## START INPUT MATERIAL

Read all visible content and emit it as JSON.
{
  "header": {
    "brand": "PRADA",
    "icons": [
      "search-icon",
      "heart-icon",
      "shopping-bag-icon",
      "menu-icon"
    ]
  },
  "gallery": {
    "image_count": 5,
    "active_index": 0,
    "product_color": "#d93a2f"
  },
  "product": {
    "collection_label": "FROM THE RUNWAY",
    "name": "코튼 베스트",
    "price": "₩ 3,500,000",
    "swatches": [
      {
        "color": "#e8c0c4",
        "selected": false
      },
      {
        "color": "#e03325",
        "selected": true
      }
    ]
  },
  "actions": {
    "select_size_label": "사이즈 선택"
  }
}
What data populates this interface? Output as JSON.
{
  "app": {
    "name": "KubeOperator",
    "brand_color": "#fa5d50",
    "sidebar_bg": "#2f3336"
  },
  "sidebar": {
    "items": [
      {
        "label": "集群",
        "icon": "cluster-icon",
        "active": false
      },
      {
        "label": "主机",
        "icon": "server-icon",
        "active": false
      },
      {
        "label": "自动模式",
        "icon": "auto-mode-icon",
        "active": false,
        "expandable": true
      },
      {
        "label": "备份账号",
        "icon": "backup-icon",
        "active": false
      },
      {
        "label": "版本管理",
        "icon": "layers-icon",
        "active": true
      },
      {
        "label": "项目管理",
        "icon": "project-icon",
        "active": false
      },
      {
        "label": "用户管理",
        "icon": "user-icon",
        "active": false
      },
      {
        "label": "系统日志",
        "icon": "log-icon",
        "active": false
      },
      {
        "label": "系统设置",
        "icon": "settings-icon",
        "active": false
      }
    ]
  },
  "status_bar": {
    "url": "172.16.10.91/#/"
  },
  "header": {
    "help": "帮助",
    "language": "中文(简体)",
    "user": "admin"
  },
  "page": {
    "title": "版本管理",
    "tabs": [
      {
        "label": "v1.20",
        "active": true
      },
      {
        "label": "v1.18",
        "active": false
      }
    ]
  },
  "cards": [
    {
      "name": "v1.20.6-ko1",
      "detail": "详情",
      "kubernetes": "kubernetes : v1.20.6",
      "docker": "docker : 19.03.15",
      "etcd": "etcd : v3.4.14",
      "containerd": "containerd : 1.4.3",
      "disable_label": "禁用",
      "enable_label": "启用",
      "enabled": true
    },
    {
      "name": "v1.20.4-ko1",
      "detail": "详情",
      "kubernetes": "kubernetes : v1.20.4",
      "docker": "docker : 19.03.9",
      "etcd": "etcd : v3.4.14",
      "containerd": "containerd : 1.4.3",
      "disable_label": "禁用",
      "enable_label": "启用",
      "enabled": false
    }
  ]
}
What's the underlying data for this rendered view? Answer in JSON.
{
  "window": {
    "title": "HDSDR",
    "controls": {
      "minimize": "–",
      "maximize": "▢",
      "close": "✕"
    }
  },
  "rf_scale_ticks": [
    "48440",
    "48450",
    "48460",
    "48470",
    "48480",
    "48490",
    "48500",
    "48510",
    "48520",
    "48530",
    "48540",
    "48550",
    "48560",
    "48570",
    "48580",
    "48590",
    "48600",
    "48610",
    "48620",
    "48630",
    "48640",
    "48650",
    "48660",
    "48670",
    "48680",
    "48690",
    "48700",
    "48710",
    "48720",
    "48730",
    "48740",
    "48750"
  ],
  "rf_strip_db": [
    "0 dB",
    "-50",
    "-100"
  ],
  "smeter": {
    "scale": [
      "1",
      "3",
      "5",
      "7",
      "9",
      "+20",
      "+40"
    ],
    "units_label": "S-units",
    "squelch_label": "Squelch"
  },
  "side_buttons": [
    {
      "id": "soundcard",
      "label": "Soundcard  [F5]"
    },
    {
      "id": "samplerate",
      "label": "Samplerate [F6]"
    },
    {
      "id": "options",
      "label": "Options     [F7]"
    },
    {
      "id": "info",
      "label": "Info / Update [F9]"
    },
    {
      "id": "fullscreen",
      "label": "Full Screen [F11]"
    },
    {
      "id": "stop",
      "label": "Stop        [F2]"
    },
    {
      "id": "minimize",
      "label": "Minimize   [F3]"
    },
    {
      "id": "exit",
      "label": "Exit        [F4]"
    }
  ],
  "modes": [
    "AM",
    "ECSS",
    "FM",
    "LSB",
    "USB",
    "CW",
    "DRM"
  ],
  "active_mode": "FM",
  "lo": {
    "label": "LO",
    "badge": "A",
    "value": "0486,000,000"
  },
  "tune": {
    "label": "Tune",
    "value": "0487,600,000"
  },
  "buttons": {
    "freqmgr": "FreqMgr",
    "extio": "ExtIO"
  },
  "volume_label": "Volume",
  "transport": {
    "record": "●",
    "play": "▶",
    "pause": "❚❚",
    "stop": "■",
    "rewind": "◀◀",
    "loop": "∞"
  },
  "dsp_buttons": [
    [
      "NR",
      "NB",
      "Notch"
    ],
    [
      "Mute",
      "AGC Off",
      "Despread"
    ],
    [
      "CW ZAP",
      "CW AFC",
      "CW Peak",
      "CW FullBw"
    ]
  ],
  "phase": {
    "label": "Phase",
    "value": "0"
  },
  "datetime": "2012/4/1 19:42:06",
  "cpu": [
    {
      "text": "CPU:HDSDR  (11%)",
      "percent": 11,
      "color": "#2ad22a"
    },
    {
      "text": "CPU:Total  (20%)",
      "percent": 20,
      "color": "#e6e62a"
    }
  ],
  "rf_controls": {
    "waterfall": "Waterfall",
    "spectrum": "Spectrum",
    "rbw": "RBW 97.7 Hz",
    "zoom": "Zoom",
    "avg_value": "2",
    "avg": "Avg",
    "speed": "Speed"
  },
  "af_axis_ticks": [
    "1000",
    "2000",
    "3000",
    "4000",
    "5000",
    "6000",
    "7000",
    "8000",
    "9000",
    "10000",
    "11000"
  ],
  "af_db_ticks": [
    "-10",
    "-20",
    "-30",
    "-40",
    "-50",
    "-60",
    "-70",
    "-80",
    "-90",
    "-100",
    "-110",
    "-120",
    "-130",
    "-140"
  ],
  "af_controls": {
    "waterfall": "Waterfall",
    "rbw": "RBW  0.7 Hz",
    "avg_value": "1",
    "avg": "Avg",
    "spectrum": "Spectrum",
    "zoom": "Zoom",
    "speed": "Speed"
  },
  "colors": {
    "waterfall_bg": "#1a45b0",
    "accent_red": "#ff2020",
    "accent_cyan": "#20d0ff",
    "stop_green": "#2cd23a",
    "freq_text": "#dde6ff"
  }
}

## END INPUT MATERIAL

_WORK REQUIRED_
The entries above must be returned in full, exactly as shown.

_FULL OUTPUT_
Read all visible content and emit it as JSON.
{
  "header": {
    "brand": "PRADA",
    "icons": [
      "search-icon",
      "heart-icon",
      "shopping-bag-icon",
      "menu-icon"
    ]
  },
  "gallery": {
    "image_count": 5,
    "active_index": 0,
    "product_color": "#d93a2f"
  },
  "product": {
    "collection_label": "FROM THE RUNWAY",
    "name": "코튼 베스트",
    "price": "₩ 3,500,000",
    "swatches": [
      {
        "color": "#e8c0c4",
        "selected": false
      },
      {
        "color": "#e03325",
        "selected": true
      }
    ]
  },
  "actions": {
    "select_size_label": "사이즈 선택"
  }
}
What data populates this interface? Output as JSON.
{
  "app": {
    "name": "KubeOperator",
    "brand_color": "#fa5d50",
    "sidebar_bg": "#2f3336"
  },
  "sidebar": {
    "items": [
      {
        "label": "集群",
        "icon": "cluster-icon",
        "active": false
      },
      {
        "label": "主机",
        "icon": "server-icon",
        "active": false
      },
      {
        "label": "自动模式",
        "icon": "auto-mode-icon",
        "active": false,
        "expandable": true
      },
      {
        "label": "备份账号",
        "icon": "backup-icon",
        "active": false
      },
      {
        "label": "版本管理",
        "icon": "layers-icon",
        "active": true
      },
      {
        "label": "项目管理",
        "icon": "project-icon",
        "active": false
      },
      {
        "label": "用户管理",
        "icon": "user-icon",
        "active": false
      },
      {
        "label": "系统日志",
        "icon": "log-icon",
        "active": false
      },
      {
        "label": "系统设置",
        "icon": "settings-icon",
        "active": false
      }
    ]
  },
  "status_bar": {
    "url": "172.16.10.91/#/"
  },
  "header": {
    "help": "帮助",
    "language": "中文(简体)",
    "user": "admin"
  },
  "page": {
    "title": "版本管理",
    "tabs": [
      {
        "label": "v1.20",
        "active": true
      },
      {
        "label": "v1.18",
        "active": false
      }
    ]
  },
  "cards": [
    {
      "name": "v1.20.6-ko1",
      "detail": "详情",
      "kubernetes": "kubernetes : v1.20.6",
      "docker": "docker : 19.03.15",
      "etcd": "etcd : v3.4.14",
      "containerd": "containerd : 1.4.3",
      "disable_label": "禁用",
      "enable_label": "启用",
      "enabled": true
    },
    {
      "name": "v1.20.4-ko1",
      "detail": "详情",
      "kubernetes": "kubernetes : v1.20.4",
      "docker": "docker : 19.03.9",
      "etcd": "etcd : v3.4.14",
      "containerd": "containerd : 1.4.3",
      "disable_label": "禁用",
      "enable_label": "启用",
      "enabled": false
    }
  ]
}
What's the underlying data for this rendered view? Answer in JSON.
{
  "window": {
    "title": "HDSDR",
    "controls": {
      "minimize": "–",
      "maximize": "▢",
      "close": "✕"
    }
  },
  "rf_scale_ticks": [
    "48440",
    "48450",
    "48460",
    "48470",
    "48480",
    "48490",
    "48500",
    "48510",
    "48520",
    "48530",
    "48540",
    "48550",
    "48560",
    "48570",
    "48580",
    "48590",
    "48600",
    "48610",
    "48620",
    "48630",
    "48640",
    "48650",
    "48660",
    "48670",
    "48680",
    "48690",
    "48700",
    "48710",
    "48720",
    "48730",
    "48740",
    "48750"
  ],
  "rf_strip_db": [
    "0 dB",
    "-50",
    "-100"
  ],
  "smeter": {
    "scale": [
      "1",
      "3",
      "5",
      "7",
      "9",
      "+20",
      "+40"
    ],
    "units_label": "S-units",
    "squelch_label": "Squelch"
  },
  "side_buttons": [
    {
      "id": "soundcard",
      "label": "Soundcard  [F5]"
    },
    {
      "id": "samplerate",
      "label": "Samplerate [F6]"
    },
    {
      "id": "options",
      "label": "Options     [F7]"
    },
    {
      "id": "info",
      "label": "Info / Update [F9]"
    },
    {
      "id": "fullscreen",
      "label": "Full Screen [F11]"
    },
    {
      "id": "stop",
      "label": "Stop        [F2]"
    },
    {
      "id": "minimize",
      "label": "Minimize   [F3]"
    },
    {
      "id": "exit",
      "label": "Exit        [F4]"
    }
  ],
  "modes": [
    "AM",
    "ECSS",
    "FM",
    "LSB",
    "USB",
    "CW",
    "DRM"
  ],
  "active_mode": "FM",
  "lo": {
    "label": "LO",
    "badge": "A",
    "value": "0486,000,000"
  },
  "tune": {
    "label": "Tune",
    "value": "0487,600,000"
  },
  "buttons": {
    "freqmgr": "FreqMgr",
    "extio": "ExtIO"
  },
  "volume_label": "Volume",
  "transport": {
    "record": "●",
    "play": "▶",
    "pause": "❚❚",
    "stop": "■",
    "rewind": "◀◀",
    "loop": "∞"
  },
  "dsp_buttons": [
    [
      "NR",
      "NB",
      "Notch"
    ],
    [
      "Mute",
      "AGC Off",
      "Despread"
    ],
    [
      "CW ZAP",
      "CW AFC",
      "CW Peak",
      "CW FullBw"
    ]
  ],
  "phase": {
    "label": "Phase",
    "value": "0"
  },
  "datetime": "2012/4/1 19:42:06",
  "cpu": [
    {
      "text": "CPU:HDSDR  (11%)",
      "percent": 11,
      "color": "#2ad22a"
    },
    {
      "text": "CPU:Total  (20%)",
      "percent": 20,
      "color": "#e6e62a"
    }
  ],
  "rf_controls": {
    "waterfall": "Waterfall",
    "spectrum": "Spectrum",
    "rbw": "RBW 97.7 Hz",
    "zoom": "Zoom",
    "avg_value": "2",
    "avg": "Avg",
    "speed": "Speed"
  },
  "af_axis_ticks": [
    "1000",
    "2000",
    "3000",
    "4000",
    "5000",
    "6000",
    "7000",
    "8000",
    "9000",
    "10000",
    "11000"
  ],
  "af_db_ticks": [
    "-10",
    "-20",
    "-30",
    "-40",
    "-50",
    "-60",
    "-70",
    "-80",
    "-90",
    "-100",
    "-110",
    "-120",
    "-130",
    "-140"
  ],
  "af_controls": {
    "waterfall": "Waterfall",
    "rbw": "RBW  0.7 Hz",
    "avg_value": "1",
    "avg": "Avg",
    "spectrum": "Spectrum",
    "zoom": "Zoom",
    "speed": "Speed"
  },
  "colors": {
    "waterfall_bg": "#1a45b0",
    "accent_red": "#ff2020",
    "accent_cyan": "#20d0ff",
    "stop_green": "#2cd23a",
    "freq_text": "#dde6ff"
  }
}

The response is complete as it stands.